How many of the lines below contain "Training"? Answer with that number alone.

▬▬▬▬▬▬▬▬▬▬

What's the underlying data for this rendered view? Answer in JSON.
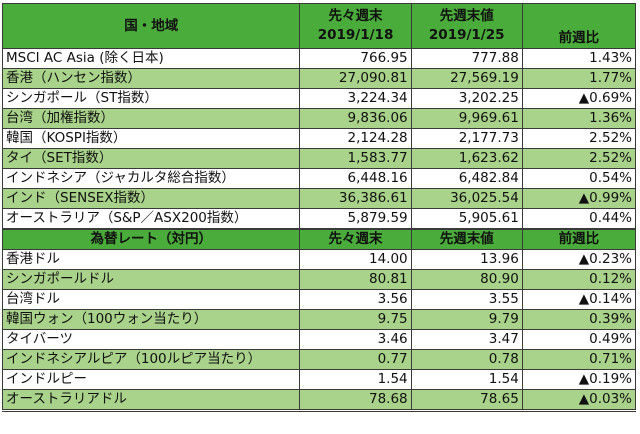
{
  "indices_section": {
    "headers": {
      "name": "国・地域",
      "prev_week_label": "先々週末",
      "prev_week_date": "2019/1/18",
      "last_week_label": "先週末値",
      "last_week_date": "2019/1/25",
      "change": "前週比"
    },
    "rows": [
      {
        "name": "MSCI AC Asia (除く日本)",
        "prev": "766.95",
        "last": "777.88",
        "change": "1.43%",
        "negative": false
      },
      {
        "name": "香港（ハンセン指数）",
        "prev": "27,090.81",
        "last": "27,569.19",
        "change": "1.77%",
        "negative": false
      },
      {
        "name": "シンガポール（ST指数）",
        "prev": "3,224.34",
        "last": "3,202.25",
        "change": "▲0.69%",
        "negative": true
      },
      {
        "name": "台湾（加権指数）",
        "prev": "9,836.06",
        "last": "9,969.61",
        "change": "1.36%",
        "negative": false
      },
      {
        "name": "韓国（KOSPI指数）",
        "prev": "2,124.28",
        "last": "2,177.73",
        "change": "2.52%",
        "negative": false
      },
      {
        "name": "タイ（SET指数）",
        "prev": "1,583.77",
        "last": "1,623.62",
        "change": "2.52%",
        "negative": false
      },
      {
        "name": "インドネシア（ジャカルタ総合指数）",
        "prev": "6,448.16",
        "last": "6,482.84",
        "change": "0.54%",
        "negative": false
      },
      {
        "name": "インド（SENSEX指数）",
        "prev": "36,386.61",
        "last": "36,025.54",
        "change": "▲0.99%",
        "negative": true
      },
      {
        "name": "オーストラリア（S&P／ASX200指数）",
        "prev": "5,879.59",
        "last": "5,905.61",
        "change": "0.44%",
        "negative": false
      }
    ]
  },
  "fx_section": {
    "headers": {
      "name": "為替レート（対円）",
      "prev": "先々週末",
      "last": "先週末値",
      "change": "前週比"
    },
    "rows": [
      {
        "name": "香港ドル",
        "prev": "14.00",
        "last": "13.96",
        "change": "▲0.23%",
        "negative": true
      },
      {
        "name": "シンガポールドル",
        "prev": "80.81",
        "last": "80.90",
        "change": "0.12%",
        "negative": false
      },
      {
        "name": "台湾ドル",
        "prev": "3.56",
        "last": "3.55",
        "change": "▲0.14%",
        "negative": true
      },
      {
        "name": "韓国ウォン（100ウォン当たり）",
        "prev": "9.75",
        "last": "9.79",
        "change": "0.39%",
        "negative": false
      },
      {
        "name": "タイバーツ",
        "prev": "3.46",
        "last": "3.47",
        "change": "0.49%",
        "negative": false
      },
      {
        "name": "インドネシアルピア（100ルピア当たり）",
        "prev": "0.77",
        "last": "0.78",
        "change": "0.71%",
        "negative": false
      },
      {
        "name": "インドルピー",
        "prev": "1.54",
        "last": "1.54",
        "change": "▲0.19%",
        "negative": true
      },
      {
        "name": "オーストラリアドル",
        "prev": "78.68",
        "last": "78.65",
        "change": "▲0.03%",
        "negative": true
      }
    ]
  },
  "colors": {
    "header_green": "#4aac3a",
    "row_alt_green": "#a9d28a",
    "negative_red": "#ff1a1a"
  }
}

▬▬▬▬▬▬▬▬▬▬

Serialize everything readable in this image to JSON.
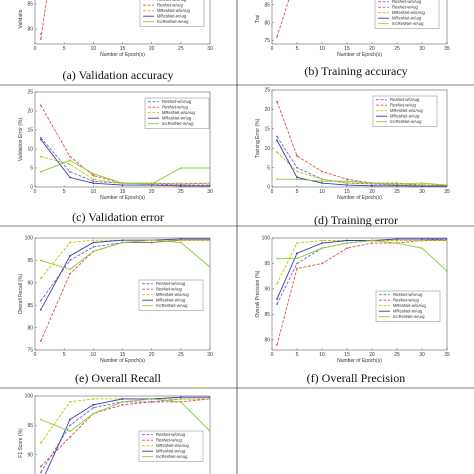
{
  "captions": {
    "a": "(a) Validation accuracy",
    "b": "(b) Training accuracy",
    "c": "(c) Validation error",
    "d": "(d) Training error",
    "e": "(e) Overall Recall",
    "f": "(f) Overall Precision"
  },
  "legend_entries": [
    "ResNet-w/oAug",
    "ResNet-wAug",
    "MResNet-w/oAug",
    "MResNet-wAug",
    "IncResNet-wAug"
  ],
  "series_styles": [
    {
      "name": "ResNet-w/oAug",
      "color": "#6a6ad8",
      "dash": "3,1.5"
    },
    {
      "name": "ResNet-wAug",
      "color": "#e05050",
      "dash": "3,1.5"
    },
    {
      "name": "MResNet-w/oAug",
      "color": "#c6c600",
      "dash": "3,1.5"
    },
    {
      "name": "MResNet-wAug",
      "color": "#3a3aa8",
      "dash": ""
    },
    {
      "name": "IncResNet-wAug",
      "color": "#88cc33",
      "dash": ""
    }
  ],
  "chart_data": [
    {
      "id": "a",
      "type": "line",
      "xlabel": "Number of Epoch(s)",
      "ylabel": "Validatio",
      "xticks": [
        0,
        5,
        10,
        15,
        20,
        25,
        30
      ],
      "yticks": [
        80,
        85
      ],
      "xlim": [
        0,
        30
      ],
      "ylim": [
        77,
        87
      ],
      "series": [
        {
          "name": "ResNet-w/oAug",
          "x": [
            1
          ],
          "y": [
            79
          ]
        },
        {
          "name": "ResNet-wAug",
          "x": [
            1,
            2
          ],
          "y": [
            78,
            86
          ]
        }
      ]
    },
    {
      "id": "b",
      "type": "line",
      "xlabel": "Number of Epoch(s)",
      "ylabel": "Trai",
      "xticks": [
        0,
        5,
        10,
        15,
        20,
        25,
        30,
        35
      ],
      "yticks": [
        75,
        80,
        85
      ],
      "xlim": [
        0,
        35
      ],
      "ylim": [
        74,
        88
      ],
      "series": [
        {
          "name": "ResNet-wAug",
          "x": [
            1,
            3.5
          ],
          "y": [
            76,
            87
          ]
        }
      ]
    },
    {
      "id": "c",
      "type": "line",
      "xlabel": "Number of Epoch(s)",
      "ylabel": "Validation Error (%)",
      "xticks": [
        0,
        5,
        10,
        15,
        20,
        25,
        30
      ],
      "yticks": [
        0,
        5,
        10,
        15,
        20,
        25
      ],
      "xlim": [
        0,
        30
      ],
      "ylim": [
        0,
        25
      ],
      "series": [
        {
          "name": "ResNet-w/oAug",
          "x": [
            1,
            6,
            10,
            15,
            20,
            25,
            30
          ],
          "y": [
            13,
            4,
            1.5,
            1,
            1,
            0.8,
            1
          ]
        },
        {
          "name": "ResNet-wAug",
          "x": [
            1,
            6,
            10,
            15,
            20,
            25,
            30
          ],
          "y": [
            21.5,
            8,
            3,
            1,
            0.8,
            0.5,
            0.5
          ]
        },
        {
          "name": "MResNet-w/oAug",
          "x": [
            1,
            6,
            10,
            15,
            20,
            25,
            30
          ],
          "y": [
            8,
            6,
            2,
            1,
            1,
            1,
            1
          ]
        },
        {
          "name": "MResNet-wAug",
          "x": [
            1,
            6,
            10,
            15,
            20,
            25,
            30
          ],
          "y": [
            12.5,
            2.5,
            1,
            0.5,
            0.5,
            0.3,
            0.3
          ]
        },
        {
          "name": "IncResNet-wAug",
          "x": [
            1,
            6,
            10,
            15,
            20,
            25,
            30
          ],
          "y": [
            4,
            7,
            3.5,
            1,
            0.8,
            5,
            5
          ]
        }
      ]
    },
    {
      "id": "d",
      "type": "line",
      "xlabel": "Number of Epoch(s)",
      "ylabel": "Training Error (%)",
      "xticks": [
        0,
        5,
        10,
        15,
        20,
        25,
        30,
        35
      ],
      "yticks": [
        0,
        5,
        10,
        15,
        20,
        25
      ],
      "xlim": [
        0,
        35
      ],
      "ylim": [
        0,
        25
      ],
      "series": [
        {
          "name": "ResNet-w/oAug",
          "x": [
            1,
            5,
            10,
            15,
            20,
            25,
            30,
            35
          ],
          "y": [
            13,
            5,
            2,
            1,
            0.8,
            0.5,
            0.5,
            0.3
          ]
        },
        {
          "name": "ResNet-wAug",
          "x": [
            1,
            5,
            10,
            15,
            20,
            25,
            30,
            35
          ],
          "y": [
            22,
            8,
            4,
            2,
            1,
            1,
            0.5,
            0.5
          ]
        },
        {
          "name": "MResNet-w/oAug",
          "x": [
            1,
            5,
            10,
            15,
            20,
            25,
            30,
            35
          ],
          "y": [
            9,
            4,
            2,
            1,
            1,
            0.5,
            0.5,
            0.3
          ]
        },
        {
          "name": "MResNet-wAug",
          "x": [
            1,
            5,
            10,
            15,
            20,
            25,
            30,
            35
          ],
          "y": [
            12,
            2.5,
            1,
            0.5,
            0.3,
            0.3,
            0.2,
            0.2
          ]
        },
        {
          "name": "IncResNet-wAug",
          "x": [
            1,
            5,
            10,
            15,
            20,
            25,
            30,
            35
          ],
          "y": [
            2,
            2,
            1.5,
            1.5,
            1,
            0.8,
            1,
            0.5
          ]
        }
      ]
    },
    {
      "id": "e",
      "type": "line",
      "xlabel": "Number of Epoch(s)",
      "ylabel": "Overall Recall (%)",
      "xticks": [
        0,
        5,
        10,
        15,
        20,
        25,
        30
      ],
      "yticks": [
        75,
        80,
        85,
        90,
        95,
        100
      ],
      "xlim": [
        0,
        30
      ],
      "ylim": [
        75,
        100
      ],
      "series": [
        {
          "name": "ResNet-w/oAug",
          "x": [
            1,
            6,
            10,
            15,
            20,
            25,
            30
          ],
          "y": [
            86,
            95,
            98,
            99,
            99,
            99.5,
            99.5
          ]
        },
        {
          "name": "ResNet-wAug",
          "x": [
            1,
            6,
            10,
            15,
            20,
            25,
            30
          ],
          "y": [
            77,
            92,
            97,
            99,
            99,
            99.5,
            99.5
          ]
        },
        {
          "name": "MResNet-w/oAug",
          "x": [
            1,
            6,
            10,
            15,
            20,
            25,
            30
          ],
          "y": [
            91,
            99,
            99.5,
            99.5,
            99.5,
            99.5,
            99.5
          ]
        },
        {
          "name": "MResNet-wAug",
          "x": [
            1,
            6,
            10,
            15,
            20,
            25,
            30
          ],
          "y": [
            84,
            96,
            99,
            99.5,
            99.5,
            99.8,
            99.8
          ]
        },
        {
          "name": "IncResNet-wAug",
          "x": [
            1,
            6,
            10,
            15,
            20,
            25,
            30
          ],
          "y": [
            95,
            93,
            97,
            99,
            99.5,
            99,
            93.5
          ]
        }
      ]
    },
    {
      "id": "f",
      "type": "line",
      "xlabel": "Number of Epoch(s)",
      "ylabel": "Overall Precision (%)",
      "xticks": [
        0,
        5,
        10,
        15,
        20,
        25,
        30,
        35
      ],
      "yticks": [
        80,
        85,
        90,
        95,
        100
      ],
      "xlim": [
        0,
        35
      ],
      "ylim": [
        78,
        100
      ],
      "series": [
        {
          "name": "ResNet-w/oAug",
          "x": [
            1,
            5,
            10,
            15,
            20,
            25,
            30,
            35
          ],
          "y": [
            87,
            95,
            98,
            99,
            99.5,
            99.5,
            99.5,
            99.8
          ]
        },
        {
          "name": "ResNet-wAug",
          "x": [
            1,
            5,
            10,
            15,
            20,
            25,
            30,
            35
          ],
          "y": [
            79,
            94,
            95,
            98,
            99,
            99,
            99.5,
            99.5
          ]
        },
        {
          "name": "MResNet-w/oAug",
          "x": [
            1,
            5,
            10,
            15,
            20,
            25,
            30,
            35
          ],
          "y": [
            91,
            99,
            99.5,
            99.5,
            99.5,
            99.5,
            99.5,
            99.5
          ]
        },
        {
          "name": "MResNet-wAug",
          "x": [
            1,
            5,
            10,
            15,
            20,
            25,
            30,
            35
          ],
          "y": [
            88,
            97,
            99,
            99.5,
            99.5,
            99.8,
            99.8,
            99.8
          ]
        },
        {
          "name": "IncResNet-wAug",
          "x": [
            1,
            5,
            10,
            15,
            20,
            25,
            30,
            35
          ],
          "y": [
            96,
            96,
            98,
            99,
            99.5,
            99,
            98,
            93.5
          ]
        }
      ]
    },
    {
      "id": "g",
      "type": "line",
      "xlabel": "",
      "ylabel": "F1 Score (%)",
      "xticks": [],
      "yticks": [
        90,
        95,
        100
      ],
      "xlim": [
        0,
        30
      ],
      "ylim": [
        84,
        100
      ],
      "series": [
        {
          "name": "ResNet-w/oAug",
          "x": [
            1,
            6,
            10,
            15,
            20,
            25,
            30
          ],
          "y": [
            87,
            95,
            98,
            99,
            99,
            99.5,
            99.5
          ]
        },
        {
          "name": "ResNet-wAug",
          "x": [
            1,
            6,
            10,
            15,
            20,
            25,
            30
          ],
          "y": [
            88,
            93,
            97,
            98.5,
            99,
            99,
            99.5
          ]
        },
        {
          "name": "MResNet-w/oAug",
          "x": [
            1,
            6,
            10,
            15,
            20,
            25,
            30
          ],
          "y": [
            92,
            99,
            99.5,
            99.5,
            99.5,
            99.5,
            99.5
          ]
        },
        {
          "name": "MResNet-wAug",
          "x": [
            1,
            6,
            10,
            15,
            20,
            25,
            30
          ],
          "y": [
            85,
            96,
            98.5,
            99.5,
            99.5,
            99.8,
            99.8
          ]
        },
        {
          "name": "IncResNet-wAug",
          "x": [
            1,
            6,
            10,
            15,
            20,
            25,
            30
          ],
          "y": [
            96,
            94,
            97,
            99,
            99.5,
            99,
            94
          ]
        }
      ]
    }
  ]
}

▬▬▬▬▬▬▬▬▬▬

= Output of the exercise =
3